Pull out every line with the word "showhints".

## Raw records
○ ○ ○

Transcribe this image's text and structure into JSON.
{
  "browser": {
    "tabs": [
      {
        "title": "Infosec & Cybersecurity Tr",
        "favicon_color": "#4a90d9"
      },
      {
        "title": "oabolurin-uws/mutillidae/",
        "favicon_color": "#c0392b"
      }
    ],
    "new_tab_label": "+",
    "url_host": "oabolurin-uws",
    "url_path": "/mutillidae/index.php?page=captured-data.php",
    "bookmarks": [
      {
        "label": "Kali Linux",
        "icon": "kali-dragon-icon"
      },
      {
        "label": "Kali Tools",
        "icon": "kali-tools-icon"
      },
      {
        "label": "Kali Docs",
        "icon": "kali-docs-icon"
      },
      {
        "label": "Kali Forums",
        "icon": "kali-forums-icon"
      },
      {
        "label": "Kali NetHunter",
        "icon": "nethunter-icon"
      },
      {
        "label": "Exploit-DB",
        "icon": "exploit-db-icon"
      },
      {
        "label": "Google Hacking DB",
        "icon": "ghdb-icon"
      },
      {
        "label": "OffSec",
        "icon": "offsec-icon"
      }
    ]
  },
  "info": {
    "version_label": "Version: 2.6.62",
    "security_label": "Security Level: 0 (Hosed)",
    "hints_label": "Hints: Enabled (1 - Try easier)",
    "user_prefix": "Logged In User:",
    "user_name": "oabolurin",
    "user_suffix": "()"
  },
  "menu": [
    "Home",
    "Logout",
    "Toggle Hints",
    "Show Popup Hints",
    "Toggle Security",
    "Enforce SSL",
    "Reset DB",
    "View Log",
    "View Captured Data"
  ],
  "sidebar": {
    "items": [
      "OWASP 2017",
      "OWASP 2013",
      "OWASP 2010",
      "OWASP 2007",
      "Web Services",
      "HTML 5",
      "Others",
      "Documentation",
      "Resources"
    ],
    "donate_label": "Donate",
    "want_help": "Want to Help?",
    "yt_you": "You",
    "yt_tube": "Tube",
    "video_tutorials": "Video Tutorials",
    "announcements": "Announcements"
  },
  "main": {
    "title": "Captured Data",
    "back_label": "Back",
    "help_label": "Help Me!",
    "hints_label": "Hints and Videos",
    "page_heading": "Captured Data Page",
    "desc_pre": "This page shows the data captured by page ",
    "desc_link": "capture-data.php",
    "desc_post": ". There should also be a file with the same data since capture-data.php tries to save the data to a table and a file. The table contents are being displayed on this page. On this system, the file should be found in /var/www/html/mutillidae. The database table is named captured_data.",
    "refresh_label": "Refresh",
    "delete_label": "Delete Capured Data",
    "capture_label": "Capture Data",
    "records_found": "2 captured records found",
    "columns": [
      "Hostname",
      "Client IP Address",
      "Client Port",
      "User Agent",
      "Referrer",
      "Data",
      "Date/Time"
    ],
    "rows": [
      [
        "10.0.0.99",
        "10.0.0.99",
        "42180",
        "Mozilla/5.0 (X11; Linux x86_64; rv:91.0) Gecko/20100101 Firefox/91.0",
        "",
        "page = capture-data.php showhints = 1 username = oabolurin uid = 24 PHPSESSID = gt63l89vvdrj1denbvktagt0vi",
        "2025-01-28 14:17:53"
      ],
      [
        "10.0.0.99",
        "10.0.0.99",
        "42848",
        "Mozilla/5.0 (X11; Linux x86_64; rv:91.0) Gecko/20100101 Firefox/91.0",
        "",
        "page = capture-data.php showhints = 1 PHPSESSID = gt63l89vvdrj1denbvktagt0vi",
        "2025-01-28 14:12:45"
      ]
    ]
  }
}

○ ○ ○

## Written answer
        "page = capture-data.php showhints = 1 username = oabolurin uid = 24 PHPSESSID = gt63l89vvdrj1denbvktagt0vi",
        "page = capture-data.php showhints = 1 PHPSESSID = gt63l89vvdrj1denbvktagt0vi",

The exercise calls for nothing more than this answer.